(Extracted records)
** Start **

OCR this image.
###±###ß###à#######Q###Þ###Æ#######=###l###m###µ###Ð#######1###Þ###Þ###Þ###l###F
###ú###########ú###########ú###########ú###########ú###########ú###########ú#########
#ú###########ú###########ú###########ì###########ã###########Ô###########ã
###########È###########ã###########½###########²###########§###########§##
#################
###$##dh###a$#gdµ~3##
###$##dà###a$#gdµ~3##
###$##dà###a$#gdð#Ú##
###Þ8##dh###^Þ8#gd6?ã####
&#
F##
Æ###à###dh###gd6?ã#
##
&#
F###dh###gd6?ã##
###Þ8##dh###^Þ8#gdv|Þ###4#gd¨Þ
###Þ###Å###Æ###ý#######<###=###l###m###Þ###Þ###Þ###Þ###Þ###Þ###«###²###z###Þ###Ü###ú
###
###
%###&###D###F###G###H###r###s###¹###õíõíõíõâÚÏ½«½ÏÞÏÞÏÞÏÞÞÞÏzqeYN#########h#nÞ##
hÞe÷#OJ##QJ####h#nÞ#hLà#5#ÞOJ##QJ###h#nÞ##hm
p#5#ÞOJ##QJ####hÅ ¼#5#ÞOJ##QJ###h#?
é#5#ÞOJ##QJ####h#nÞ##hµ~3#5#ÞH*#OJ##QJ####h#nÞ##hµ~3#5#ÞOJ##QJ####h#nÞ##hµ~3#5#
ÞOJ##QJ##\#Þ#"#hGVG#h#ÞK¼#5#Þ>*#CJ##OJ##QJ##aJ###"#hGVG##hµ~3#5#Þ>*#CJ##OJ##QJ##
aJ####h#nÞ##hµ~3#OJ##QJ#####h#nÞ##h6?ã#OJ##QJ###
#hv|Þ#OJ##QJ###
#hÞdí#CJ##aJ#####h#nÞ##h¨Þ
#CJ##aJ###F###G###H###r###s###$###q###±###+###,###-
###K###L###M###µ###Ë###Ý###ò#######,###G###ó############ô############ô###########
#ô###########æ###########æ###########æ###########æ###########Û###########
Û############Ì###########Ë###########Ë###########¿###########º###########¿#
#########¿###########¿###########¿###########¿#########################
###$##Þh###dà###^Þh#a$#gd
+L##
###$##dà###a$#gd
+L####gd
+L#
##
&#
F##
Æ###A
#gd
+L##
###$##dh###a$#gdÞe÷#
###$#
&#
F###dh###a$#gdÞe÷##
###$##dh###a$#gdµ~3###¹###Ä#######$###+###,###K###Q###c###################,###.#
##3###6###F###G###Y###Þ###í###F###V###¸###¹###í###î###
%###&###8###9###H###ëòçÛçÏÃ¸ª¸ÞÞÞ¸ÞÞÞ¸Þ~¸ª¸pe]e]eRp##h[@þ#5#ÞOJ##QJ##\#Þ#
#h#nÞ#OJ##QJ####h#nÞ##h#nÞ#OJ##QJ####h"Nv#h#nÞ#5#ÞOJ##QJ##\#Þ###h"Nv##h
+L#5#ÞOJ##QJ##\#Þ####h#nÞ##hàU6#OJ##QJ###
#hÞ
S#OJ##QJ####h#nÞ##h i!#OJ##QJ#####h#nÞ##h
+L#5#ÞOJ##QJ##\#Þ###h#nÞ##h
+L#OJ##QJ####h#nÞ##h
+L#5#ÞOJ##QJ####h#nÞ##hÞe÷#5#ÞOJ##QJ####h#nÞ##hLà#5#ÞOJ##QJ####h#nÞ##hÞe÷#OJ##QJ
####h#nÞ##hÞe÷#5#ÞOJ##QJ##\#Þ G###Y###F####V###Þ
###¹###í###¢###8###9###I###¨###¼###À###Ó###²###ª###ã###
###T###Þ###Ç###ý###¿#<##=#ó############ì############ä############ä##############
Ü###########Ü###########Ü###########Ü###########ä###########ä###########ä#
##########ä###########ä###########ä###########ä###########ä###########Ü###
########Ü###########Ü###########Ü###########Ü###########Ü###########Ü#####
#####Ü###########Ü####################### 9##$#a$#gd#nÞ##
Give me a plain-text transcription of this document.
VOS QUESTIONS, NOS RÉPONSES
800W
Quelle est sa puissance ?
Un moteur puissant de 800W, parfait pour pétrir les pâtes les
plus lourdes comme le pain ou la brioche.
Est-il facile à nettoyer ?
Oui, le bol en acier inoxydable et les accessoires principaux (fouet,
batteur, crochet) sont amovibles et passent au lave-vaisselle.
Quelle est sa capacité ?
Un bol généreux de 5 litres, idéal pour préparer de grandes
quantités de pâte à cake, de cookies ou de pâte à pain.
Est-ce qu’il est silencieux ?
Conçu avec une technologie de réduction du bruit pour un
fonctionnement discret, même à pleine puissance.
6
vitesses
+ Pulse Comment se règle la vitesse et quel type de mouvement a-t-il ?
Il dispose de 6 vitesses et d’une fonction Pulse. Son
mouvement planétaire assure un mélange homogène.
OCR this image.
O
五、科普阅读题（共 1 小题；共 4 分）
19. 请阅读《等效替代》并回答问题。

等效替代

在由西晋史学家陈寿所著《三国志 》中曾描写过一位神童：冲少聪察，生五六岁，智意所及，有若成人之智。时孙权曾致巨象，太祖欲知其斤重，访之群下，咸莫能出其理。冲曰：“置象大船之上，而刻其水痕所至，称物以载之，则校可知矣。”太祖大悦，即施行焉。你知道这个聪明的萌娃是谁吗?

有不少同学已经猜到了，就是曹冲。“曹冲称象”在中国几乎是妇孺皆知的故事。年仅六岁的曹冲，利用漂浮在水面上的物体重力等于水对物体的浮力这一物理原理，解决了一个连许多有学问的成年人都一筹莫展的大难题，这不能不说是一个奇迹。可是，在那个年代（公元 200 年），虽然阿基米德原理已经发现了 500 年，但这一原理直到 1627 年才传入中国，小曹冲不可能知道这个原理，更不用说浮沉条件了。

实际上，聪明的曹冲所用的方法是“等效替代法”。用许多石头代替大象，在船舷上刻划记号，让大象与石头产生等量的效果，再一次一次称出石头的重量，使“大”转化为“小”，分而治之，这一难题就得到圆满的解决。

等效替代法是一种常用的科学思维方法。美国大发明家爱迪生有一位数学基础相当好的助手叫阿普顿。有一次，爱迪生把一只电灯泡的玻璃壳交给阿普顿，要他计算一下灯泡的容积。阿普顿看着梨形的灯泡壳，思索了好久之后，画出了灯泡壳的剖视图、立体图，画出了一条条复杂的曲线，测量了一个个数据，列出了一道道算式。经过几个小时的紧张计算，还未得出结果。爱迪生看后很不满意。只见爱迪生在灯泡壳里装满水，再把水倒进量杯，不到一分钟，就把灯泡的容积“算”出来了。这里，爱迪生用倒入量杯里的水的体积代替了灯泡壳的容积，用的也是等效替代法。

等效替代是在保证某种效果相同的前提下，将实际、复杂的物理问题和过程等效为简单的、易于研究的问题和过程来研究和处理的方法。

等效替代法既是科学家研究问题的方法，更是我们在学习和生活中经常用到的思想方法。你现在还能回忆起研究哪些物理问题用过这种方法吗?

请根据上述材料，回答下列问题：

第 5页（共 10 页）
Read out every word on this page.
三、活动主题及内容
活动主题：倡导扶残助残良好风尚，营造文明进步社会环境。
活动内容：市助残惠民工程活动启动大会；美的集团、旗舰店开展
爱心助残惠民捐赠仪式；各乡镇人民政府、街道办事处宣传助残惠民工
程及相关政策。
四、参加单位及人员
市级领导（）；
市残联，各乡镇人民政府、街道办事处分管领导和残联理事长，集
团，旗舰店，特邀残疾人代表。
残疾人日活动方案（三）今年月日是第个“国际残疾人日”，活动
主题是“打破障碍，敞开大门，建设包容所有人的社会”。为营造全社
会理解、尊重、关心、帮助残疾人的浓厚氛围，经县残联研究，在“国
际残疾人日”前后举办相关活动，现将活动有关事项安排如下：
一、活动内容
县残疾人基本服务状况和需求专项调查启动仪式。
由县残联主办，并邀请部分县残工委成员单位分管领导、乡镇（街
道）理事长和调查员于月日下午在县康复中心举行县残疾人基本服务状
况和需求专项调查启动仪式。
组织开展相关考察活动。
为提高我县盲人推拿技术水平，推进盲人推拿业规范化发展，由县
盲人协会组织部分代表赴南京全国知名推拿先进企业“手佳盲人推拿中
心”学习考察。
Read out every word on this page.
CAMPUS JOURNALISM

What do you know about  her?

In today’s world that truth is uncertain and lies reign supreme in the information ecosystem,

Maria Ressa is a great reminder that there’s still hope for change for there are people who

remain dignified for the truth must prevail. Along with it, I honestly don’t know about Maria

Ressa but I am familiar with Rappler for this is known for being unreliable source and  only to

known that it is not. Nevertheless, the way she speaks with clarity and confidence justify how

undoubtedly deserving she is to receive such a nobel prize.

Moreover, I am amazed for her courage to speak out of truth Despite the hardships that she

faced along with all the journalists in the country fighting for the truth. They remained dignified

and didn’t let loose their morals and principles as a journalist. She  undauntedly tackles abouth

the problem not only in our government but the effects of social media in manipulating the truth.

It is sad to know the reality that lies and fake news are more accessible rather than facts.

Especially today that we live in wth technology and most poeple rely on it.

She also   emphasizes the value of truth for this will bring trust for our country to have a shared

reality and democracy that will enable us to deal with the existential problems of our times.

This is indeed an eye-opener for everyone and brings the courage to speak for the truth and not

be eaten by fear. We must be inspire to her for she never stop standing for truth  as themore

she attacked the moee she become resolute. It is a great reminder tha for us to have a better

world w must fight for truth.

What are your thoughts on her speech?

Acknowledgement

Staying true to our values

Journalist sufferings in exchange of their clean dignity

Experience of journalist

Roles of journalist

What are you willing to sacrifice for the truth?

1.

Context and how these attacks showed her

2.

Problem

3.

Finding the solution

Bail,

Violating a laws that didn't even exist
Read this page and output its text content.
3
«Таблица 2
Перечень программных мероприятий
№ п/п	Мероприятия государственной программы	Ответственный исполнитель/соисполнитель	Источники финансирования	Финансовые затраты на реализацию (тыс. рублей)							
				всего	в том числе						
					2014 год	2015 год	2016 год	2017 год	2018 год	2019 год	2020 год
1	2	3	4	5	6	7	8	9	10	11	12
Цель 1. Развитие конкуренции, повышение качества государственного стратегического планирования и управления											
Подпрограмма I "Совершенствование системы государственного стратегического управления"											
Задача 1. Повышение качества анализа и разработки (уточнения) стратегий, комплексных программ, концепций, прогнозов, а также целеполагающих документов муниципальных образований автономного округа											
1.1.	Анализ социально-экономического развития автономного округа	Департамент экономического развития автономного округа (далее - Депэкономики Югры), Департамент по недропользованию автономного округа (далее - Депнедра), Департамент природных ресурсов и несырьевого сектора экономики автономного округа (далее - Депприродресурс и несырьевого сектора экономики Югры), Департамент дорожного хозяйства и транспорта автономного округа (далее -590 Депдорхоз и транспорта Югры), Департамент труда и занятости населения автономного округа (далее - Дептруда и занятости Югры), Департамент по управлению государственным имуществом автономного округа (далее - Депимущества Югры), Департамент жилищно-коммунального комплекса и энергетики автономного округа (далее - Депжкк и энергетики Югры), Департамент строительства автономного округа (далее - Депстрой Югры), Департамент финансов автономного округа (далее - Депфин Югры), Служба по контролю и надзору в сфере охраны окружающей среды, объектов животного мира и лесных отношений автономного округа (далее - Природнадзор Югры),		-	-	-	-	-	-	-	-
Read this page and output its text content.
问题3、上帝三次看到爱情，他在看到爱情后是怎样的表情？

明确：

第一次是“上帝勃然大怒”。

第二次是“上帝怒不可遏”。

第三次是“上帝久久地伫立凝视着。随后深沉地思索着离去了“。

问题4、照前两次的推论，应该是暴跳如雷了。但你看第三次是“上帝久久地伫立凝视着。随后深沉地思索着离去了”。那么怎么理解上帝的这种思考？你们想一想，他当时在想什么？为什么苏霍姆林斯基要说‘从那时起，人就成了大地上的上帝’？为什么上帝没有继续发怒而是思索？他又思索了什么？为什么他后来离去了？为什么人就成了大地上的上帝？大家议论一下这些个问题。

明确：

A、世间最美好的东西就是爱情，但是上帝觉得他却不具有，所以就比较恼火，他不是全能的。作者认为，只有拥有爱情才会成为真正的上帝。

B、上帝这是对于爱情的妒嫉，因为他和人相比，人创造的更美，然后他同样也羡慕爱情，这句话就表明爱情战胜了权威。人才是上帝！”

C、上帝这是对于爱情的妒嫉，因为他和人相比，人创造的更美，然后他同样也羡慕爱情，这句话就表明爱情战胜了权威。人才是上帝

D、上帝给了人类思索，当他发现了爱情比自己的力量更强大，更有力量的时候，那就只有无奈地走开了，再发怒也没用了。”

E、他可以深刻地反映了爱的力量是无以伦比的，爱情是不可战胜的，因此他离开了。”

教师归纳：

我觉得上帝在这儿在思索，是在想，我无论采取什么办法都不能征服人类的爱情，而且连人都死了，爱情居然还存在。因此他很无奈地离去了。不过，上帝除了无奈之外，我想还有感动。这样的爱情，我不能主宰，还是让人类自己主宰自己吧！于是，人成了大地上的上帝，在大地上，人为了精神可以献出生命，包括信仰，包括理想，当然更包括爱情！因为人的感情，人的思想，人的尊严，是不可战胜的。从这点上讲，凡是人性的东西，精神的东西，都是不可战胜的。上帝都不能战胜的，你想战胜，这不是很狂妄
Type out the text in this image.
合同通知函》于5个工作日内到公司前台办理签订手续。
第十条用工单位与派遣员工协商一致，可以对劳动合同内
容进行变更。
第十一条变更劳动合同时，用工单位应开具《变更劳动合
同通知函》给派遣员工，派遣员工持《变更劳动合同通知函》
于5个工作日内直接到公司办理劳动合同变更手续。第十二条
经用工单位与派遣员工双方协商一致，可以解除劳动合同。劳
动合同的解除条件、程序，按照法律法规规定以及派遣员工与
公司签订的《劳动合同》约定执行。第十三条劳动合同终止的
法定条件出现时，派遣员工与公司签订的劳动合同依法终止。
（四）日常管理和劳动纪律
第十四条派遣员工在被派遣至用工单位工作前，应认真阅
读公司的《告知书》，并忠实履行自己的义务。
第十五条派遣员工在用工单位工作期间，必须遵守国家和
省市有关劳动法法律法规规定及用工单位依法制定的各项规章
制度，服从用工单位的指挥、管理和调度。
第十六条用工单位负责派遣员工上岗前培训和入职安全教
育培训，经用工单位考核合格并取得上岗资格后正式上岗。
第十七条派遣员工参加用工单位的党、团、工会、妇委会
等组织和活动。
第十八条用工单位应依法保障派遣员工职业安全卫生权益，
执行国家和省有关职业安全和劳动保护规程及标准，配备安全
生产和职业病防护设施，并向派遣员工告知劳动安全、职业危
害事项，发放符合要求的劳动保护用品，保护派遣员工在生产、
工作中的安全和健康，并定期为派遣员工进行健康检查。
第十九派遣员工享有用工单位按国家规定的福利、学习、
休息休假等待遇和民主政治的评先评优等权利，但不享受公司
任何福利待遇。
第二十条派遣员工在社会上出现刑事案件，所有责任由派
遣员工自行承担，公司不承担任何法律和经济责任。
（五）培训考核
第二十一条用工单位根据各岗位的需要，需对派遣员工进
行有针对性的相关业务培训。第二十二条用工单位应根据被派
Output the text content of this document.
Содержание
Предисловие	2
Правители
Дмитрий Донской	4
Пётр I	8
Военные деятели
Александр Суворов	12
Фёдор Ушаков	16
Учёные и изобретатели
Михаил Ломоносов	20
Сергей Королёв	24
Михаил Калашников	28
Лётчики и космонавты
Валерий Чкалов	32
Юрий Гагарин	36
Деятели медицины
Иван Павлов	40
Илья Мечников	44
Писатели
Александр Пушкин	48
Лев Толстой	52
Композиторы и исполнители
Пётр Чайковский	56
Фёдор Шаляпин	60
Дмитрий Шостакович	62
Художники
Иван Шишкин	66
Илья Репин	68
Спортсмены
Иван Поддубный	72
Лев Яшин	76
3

** End **

Set exercise: Copy out each line of the records where the string "Дмитрий" appears.

Solution to this problem:
Дмитрий Донской	4
Дмитрий Шостакович	62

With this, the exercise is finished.